▸ **Job**: Search the listing for the string "reduce" and copy every line that contains it.

Saved data entries

⁂

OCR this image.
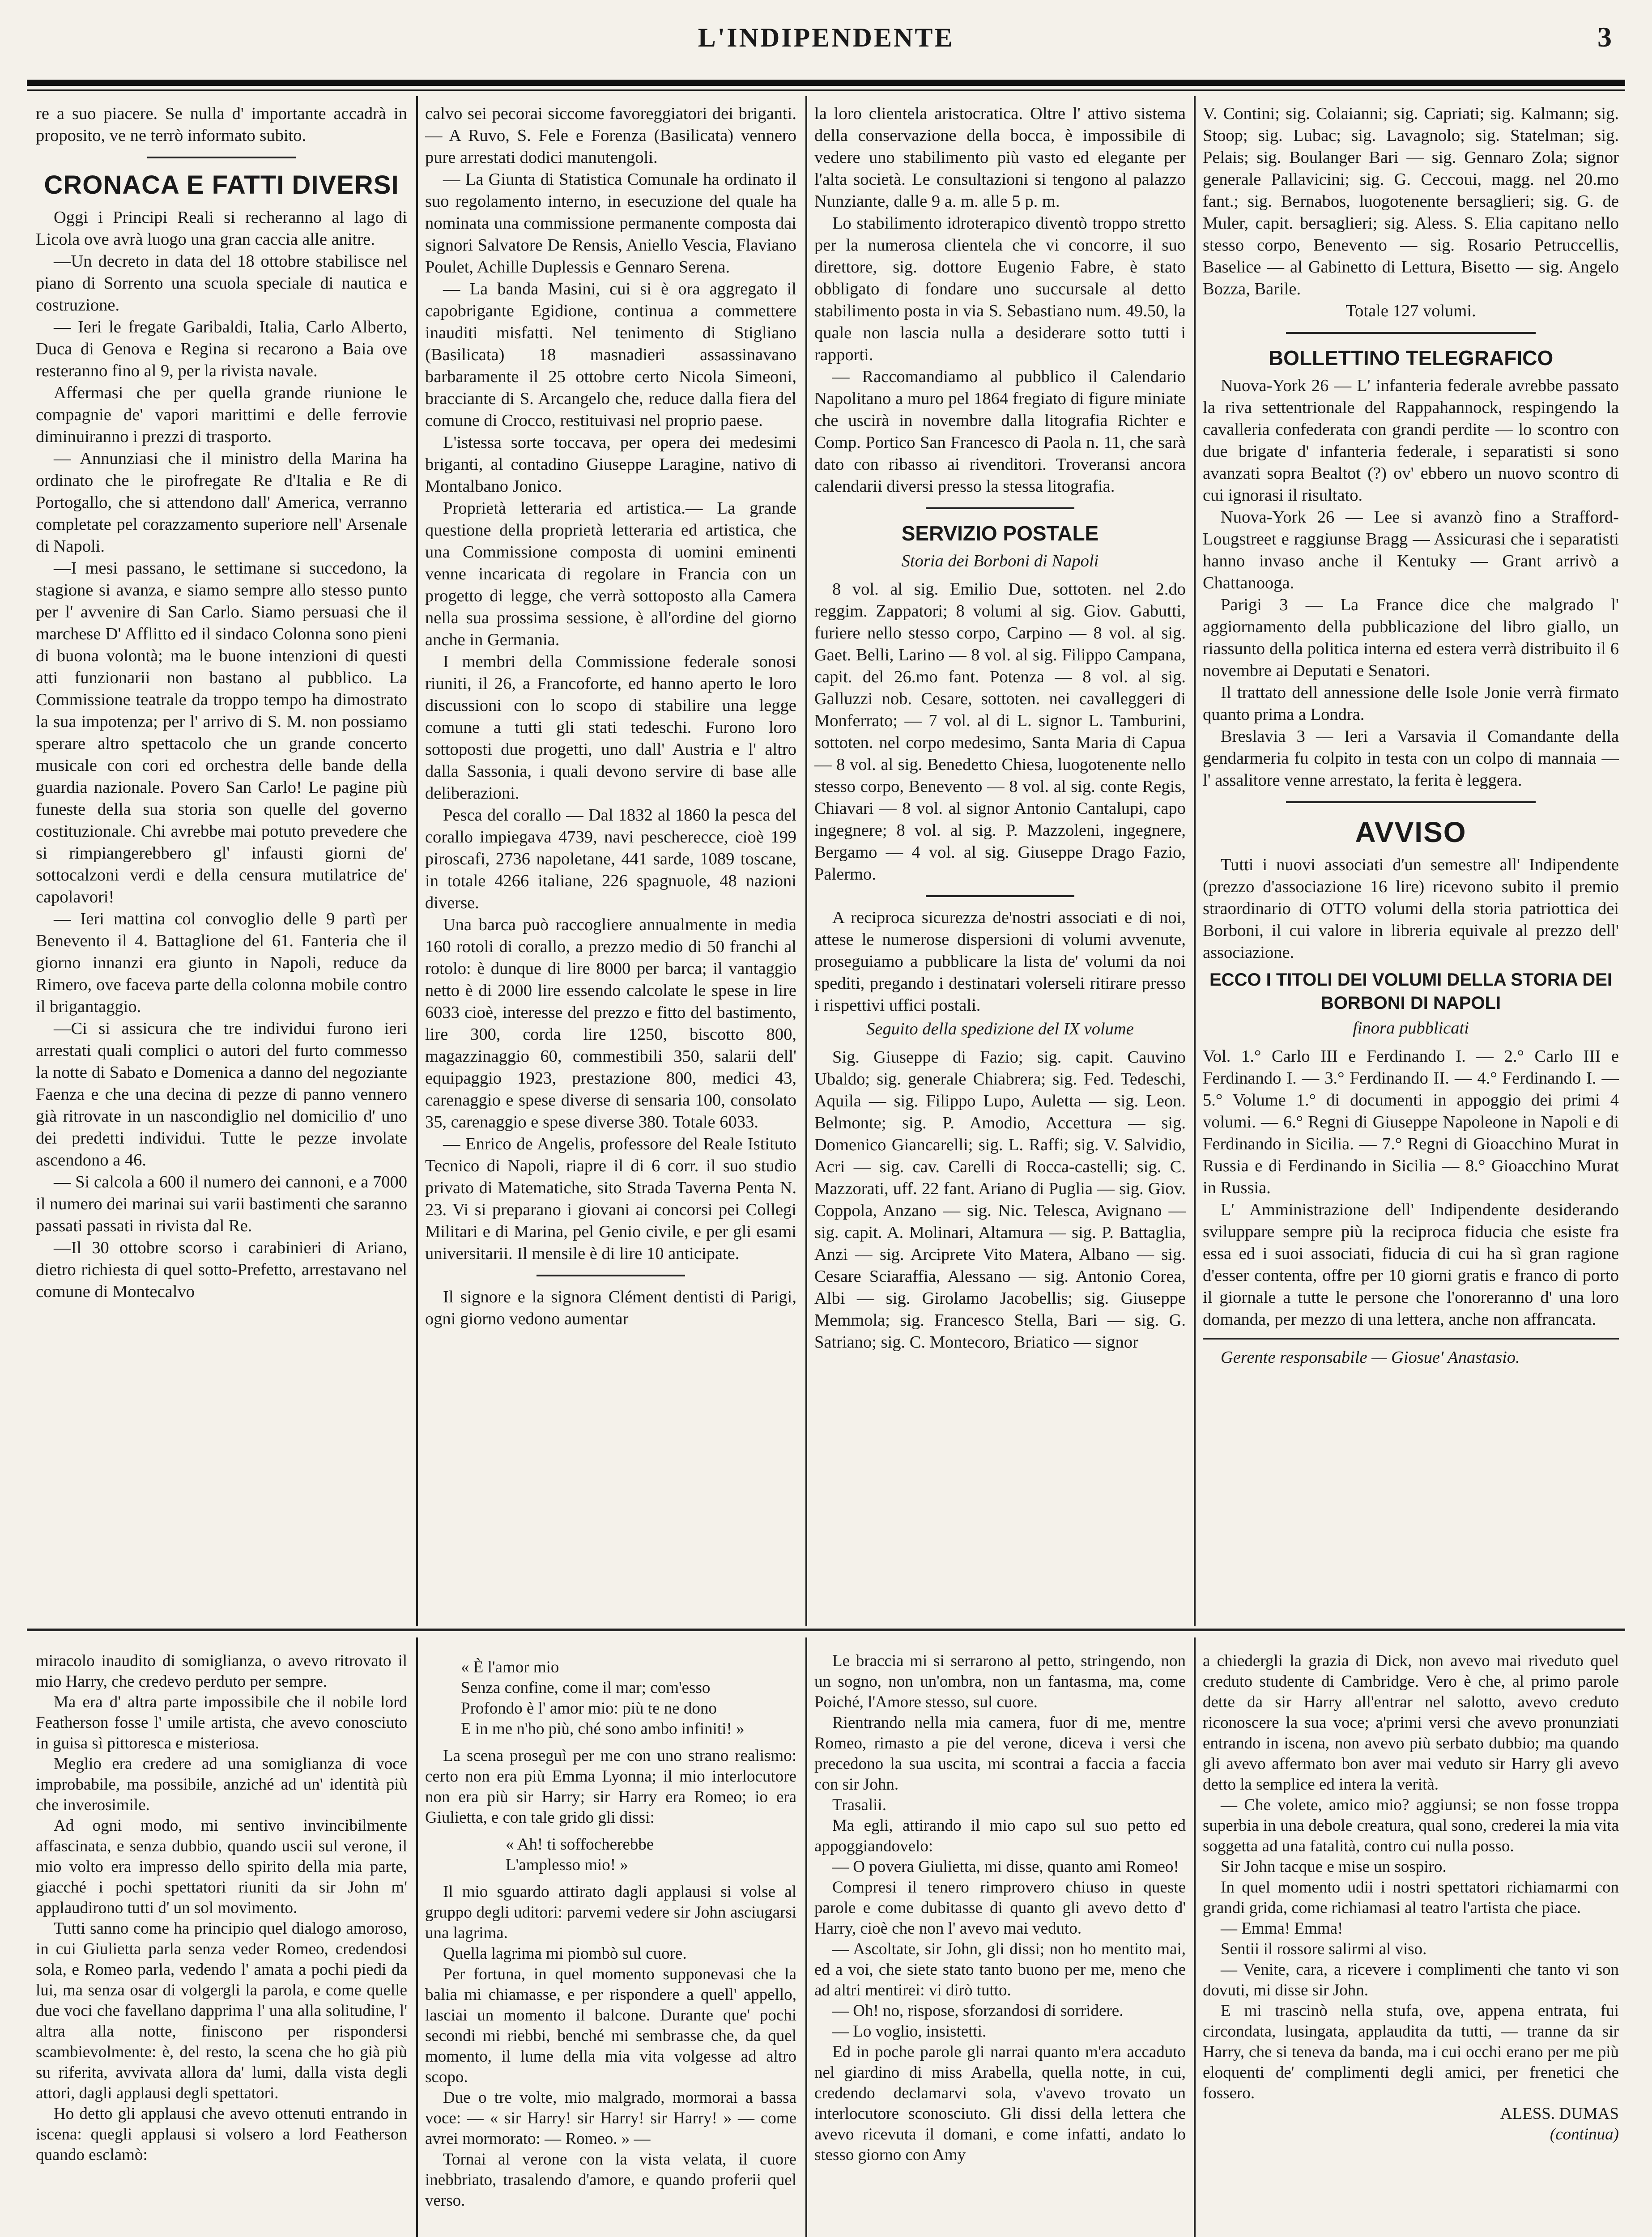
L'INDIPENDENTE	3

re a suo piacere. Se nulla d' importante accadrà in proposito, ve ne terrò informato subito.

CRONACA E FATTI DIVERSI

Oggi i Principi Reali si recheranno al lago di Licola ove avrà luogo una gran caccia alle anitre.

—Un decreto in data del 18 ottobre stabilisce nel piano di Sorrento una scuola speciale di nautica e costruzione.

— Ieri le fregate Garibaldi, Italia, Carlo Alberto, Duca di Genova e Regina si recarono a Baia ove resteranno fino al 9, per la rivista navale.

Affermasi che per quella grande riunione le compagnie de' vapori marittimi e delle ferrovie diminuiranno i prezzi di trasporto.

— Annunziasi che il ministro della Marina ha ordinato che le pirofregate Re d'Italia e Re di Portogallo, che si attendono dall' America, verranno completate pel corazzamento superiore nell' Arsenale di Napoli.

—I mesi passano, le settimane si succedono, la stagione si avanza, e siamo sempre allo stesso punto per l' avvenire di San Carlo. Siamo persuasi che il marchese D' Afflitto ed il sindaco Colonna sono pieni di buona volontà; ma le buone intenzioni di questi atti funzionarii non bastano al pubblico. La Commissione teatrale da troppo tempo ha dimostrato la sua impotenza; per l' arrivo di S. M. non possiamo sperare altro spettacolo che un grande concerto musicale con cori ed orchestra delle bande della guardia nazionale. Povero San Carlo! Le pagine più funeste della sua storia son quelle del governo costituzionale. Chi avrebbe mai potuto prevedere che si rimpiangerebbero gl' infausti giorni de' sottocalzoni verdi e della censura mutilatrice de' capolavori!

— Ieri mattina col convoglio delle 9 partì per Benevento il 4. Battaglione del 61. Fanteria che il giorno innanzi era giunto in Napoli, reduce da Rimero, ove faceva parte della colonna mobile contro il brigantaggio.

—Ci si assicura che tre individui furono ieri arrestati quali complici o autori del furto commesso la notte di Sabato e Domenica a danno del negoziante Faenza e che una decina di pezze di panno vennero già ritrovate in un nascondiglio nel domicilio d' uno dei predetti individui. Tutte le pezze involate ascendono a 46.

— Si calcola a 600 il numero dei cannoni, e a 7000 il numero dei marinai sui varii bastimenti che saranno passati passati in rivista dal Re.

—Il 30 ottobre scorso i carabinieri di Ariano, dietro richiesta di quel sotto-Prefetto, arrestavano nel comune di Montecalvo

calvo sei pecorai siccome favoreggiatori dei briganti. — A Ruvo, S. Fele e Forenza (Basilicata) vennero pure arrestati dodici manutengoli.

— La Giunta di Statistica Comunale ha ordinato il suo regolamento interno, in esecuzione del quale ha nominata una commissione permanente composta dai signori Salvatore De Rensis, Aniello Vescia, Flaviano Poulet, Achille Duplessis e Gennaro Serena.

— La banda Masini, cui si è ora aggregato il capobrigante Egidione, continua a commettere inauditi misfatti. Nel tenimento di Stigliano (Basilicata) 18 masnadieri assassinavano barbaramente il 25 ottobre certo Nicola Simeoni, bracciante di S. Arcangelo che, reduce dalla fiera del comune di Crocco, restituivasi nel proprio paese.

L'istessa sorte toccava, per opera dei medesimi briganti, al contadino Giuseppe Laragine, nativo di Montalbano Jonico.

Proprietà letteraria ed artistica.— La grande questione della proprietà letteraria ed artistica, che una Commissione composta di uomini eminenti venne incaricata di regolare in Francia con un progetto di legge, che verrà sottoposto alla Camera nella sua prossima sessione, è all'ordine del giorno anche in Germania.

I membri della Commissione federale sonosi riuniti, il 26, a Francoforte, ed hanno aperto le loro discussioni con lo scopo di stabilire una legge comune a tutti gli stati tedeschi. Furono loro sottoposti due progetti, uno dall' Austria e l' altro dalla Sassonia, i quali devono servire di base alle deliberazioni.

Pesca del corallo — Dal 1832 al 1860 la pesca del corallo impiegava 4739, navi pescherecce, cioè 199 piroscafi, 2736 napoletane, 441 sarde, 1089 toscane, in totale 4266 italiane, 226 spagnuole, 48 nazioni diverse.

Una barca può raccogliere annualmente in media 160 rotoli di corallo, a prezzo medio di 50 franchi al rotolo: è dunque di lire 8000 per barca; il vantaggio netto è di 2000 lire essendo calcolate le spese in lire 6033 cioè, interesse del prezzo e fitto del bastimento, lire 300, corda lire 1250, biscotto 800, magazzinaggio 60, commestibili 350, salarii dell' equipaggio 1923, prestazione 800, medici 43, carenaggio e spese diverse di sensaria 100, consolato 35, carenaggio e spese diverse 380. Totale 6033.

— Enrico de Angelis, professore del Reale Istituto Tecnico di Napoli, riapre il di 6 corr. il suo studio privato di Matematiche, sito Strada Taverna Penta N. 23. Vi si preparano i giovani ai concorsi pei Collegi Militari e di Marina, pel Genio civile, e per gli esami universitarii. Il mensile è di lire 10 anticipate.

Il signore e la signora Clément dentisti di Parigi, ogni giorno vedono aumentar

la loro clientela aristocratica. Oltre l' attivo sistema della conservazione della bocca, è impossibile di vedere uno stabilimento più vasto ed elegante per l'alta società. Le consultazioni si tengono al palazzo Nunziante, dalle 9 a. m. alle 5 p. m.

Lo stabilimento idroterapico diventò troppo stretto per la numerosa clientela che vi concorre, il suo direttore, sig. dottore Eugenio Fabre, è stato obbligato di fondare uno succursale al detto stabilimento posta in via S. Sebastiano num. 49.50, la quale non lascia nulla a desiderare sotto tutti i rapporti.

— Raccomandiamo al pubblico il Calendario Napolitano a muro pel 1864 fregiato di figure miniate che uscirà in novembre dalla litografia Richter e Comp. Portico San Francesco di Paola n. 11, che sarà dato con ribasso ai rivenditori. Troveransi ancora calendarii diversi presso la stessa litografia.

SERVIZIO POSTALE
Storia dei Borboni di Napoli

8 vol. al sig. Emilio Due, sottoten. nel 2.do reggim. Zappatori; 8 volumi al sig. Giov. Gabutti, furiere nello stesso corpo, Carpino — 8 vol. al sig. Gaet. Belli, Larino — 8 vol. al sig. Filippo Campana, capit. del 26.mo fant. Potenza — 8 vol. al sig. Galluzzi nob. Cesare, sottoten. nei cavalleggeri di Monferrato; — 7 vol. al di L. signor L. Tamburini, sottoten. nel corpo medesimo, Santa Maria di Capua — 8 vol. al sig. Benedetto Chiesa, luogotenente nello stesso corpo, Benevento — 8 vol. al sig. conte Regis, Chiavari — 8 vol. al signor Antonio Cantalupi, capo ingegnere; 8 vol. al sig. P. Mazzoleni, ingegnere, Bergamo — 4 vol. al sig. Giuseppe Drago Fazio, Palermo.

A reciproca sicurezza de'nostri associati e di noi, attese le numerose dispersioni di volumi avvenute, proseguiamo a pubblicare la lista de' volumi da noi spediti, pregando i destinatari volerseli ritirare presso i rispettivi uffici postali.

Seguito della spedizione del IX volume

Sig. Giuseppe di Fazio; sig. capit. Cauvino Ubaldo; sig. generale Chiabrera; sig. Fed. Tedeschi, Aquila — sig. Filippo Lupo, Auletta — sig. Leon. Belmonte; sig. P. Amodio, Accettura — sig. Domenico Giancarelli; sig. L. Raffi; sig. V. Salvidio, Acri — sig. cav. Carelli di Rocca-castelli; sig. C. Mazzorati, uff. 22 fant. Ariano di Puglia — sig. Giov. Coppola, Anzano — sig. Nic. Telesca, Avignano — sig. capit. A. Molinari, Altamura — sig. P. Battaglia, Anzi — sig. Arciprete Vito Matera, Albano — sig. Cesare Sciaraffia, Alessano — sig. Antonio Corea, Albi — sig. Girolamo Jacobellis; sig. Giuseppe Memmola; sig. Francesco Stella, Bari — sig. G. Satriano; sig. C. Montecoro, Briatico — signor

V. Contini; sig. Colaianni; sig. Capriati; sig. Kalmann; sig. Stoop; sig. Lubac; sig. Lavagnolo; sig. Statelman; sig. Pelais; sig. Boulanger Bari — sig. Gennaro Zola; signor generale Pallavicini; sig. G. Ceccoui, magg. nel 20.mo fant.; sig. Bernabos, luogotenente bersaglieri; sig. G. de Muler, capit. bersaglieri; sig. Aless. S. Elia capitano nello stesso corpo, Benevento — sig. Rosario Petruccellis, Baselice — al Gabinetto di Lettura, Bisetto — sig. Angelo Bozza, Barile.

Totale 127 volumi.

BOLLETTINO TELEGRAFICO

Nuova-York 26 — L' infanteria federale avrebbe passato la riva settentrionale del Rappahannock, respingendo la cavalleria confederata con grandi perdite — lo scontro con due brigate d' infanteria federale, i separatisti si sono avanzati sopra Bealtot (?) ov' ebbero un nuovo scontro di cui ignorasi il risultato.

Nuova-York 26 — Lee si avanzò fino a Strafford-Lougstreet e raggiunse Bragg — Assicurasi che i separatisti hanno invaso anche il Kentuky — Grant arrivò a Chattanooga.

Parigi 3 — La France dice che malgrado l' aggiornamento della pubblicazione del libro giallo, un riassunto della politica interna ed estera verrà distribuito il 6 novembre ai Deputati e Senatori.

Il trattato dell annessione delle Isole Jonie verrà firmato quanto prima a Londra.

Breslavia 3 — Ieri a Varsavia il Comandante della gendarmeria fu colpito in testa con un colpo di mannaia — l' assalitore venne arrestato, la ferita è leggera.

AVVISO

Tutti i nuovi associati d'un semestre all' Indipendente (prezzo d'associazione 16 lire) ricevono subito il premio straordinario di OTTO volumi della storia patriottica dei Borboni, il cui valore in libreria equivale al prezzo dell' associazione.

ECCO I TITOLI DEI VOLUMI DELLA STORIA DEI BORBONI DI NAPOLI
finora pubblicati

Vol. 1.° Carlo III e Ferdinando I. — 2.° Carlo III e Ferdinando I. — 3.° Ferdinando II. — 4.° Ferdinando I. — 5.° Volume 1.° di documenti in appoggio dei primi 4 volumi. — 6.° Regni di Giuseppe Napoleone in Napoli e di Ferdinando in Sicilia. — 7.° Regni di Gioacchino Murat in Russia e di Ferdinando in Sicilia — 8.° Gioacchino Murat in Russia.

L' Amministrazione dell' Indipendente desiderando sviluppare sempre più la reciproca fiducia che esiste fra essa ed i suoi associati, fiducia di cui ha sì gran ragione d'esser contenta, offre per 10 giorni gratis e franco di porto il giornale a tutte le persone che l'onoreranno d' una loro domanda, per mezzo di una lettera, anche non affrancata.

Gerente responsabile — Giosue' Anastasio.

miracolo inaudito di somiglianza, o avevo ritrovato il mio Harry, che credevo perduto per sempre.

Ma era d' altra parte impossibile che il nobile lord Featherson fosse l' umile artista, che avevo conosciuto in guisa sì pittoresca e misteriosa.

Meglio era credere ad una somiglianza di voce improbabile, ma possibile, anziché ad un' identità più che inverosimile.

Ad ogni modo, mi sentivo invincibilmente affascinata, e senza dubbio, quando uscii sul verone, il mio volto era impresso dello spirito della mia parte, giacché i pochi spettatori riuniti da sir John m' applaudirono tutti d' un sol movimento.

Tutti sanno come ha principio quel dialogo amoroso, in cui Giulietta parla senza veder Romeo, credendosi sola, e Romeo parla, vedendo l' amata a pochi piedi da lui, ma senza osar di volgergli la parola, e come quelle due voci che favellano dapprima l' una alla solitudine, l' altra alla notte, finiscono per rispondersi scambievolmente: è, del resto, la scena che ho già più su riferita, avvivata allora da' lumi, dalla vista degli attori, dagli applausi degli spettatori.

Ho detto gli applausi che avevo ottenuti entrando in iscena: quegli applausi si volsero a lord Featherson quando esclamò:

« È l'amor mio
Senza confine, come il mar; com'esso
Profondo è l' amor mio: più te ne dono
E in me n'ho più, ché sono ambo infiniti! »

La scena proseguì per me con uno strano realismo: certo non era più Emma Lyonna; il mio interlocutore non era più sir Harry; sir Harry era Romeo; io era Giulietta, e con tale grido gli dissi:

« Ah! ti soffocherebbe
L'amplesso mio! »

Il mio sguardo attirato dagli applausi si volse al gruppo degli uditori: parvemi vedere sir John asciugarsi una lagrima.

Quella lagrima mi piombò sul cuore.

Per fortuna, in quel momento supponevasi che la balia mi chiamasse, e per rispondere a quell' appello, lasciai un momento il balcone. Durante que' pochi secondi mi riebbi, benché mi sembrasse che, da quel momento, il lume della mia vita volgesse ad altro scopo.

Due o tre volte, mio malgrado, mormorai a bassa voce: — « sir Harry! sir Harry! sir Harry! » — come avrei mormorato: — Romeo. » —

Tornai al verone con la vista velata, il cuore inebbriato, trasalendo d'amore, e quando proferii quel verso.

Le braccia mi si serrarono al petto, stringendo, non un sogno, non un'ombra, non un fantasma, ma, come Poiché, l'Amore stesso, sul cuore.

Rientrando nella mia camera, fuor di me, mentre Romeo, rimasto a pie del verone, diceva i versi che precedono la sua uscita, mi scontrai a faccia a faccia con sir John.

Trasalii.

Ma egli, attirando il mio capo sul suo petto ed appoggiandovelo:

— O povera Giulietta, mi disse, quanto ami Romeo!

Compresi il tenero rimprovero chiuso in queste parole e come dubitasse di quanto gli avevo detto d' Harry, cioè che non l' avevo mai veduto.

— Ascoltate, sir John, gli dissi; non ho mentito mai, ed a voi, che siete stato tanto buono per me, meno che ad altri mentirei: vi dirò tutto.

— Oh! no, rispose, sforzandosi di sorridere.

— Lo voglio, insistetti.

Ed in poche parole gli narrai quanto m'era accaduto nel giardino di miss Arabella, quella notte, in cui, credendo declamarvi sola, v'avevo trovato un interlocutore sconosciuto. Gli dissi della lettera che avevo ricevuta il domani, e come infatti, andato lo stesso giorno con Amy

a chiedergli la grazia di Dick, non avevo mai riveduto quel creduto studente di Cambridge. Vero è che, al primo parole dette da sir Harry all'entrar nel salotto, avevo creduto riconoscere la sua voce; a'primi versi che avevo pronunziati entrando in iscena, non avevo più serbato dubbio; ma quando gli avevo affermato bon aver mai veduto sir Harry gli avevo detto la semplice ed intera la verità.

— Che volete, amico mio? aggiunsi; se non fosse troppa superbia in una debole creatura, qual sono, crederei la mia vita soggetta ad una fatalità, contro cui nulla posso.

Sir John tacque e mise un sospiro.

In quel momento udii i nostri spettatori richiamarmi con grandi grida, come richiamasi al teatro l'artista che piace.

— Emma! Emma!

Sentii il rossore salirmi al viso.

— Venite, cara, a ricevere i complimenti che tanto vi son dovuti, mi disse sir John.

E mi trascinò nella stufa, ove, appena entrata, fui circondata, lusingata, applaudita da tutti, — tranne da sir Harry, che si teneva da banda, ma i cui occhi erano per me più eloquenti de' complimenti degli amici, per frenetici che fossero.

ALESS. DUMAS

(continua)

⁂

▸ **Response to the task**:
— Ieri mattina col convoglio delle 9 partì per Benevento il 4. Battaglione del 61. Fanteria che il giorno innanzi era giunto in Napoli, reduce da Rimero, ove faceva parte della colonna mobile contro il brigantaggio.
— La banda Masini, cui si è ora aggregato il capobrigante Egidione, continua a commettere inauditi misfatti. Nel tenimento di Stigliano (Basilicata) 18 masnadieri assassinavano barbaramente il 25 ottobre certo Nicola Simeoni, bracciante di S. Arcangelo che, reduce dalla fiera del comune di Crocco, restituivasi nel proprio paese.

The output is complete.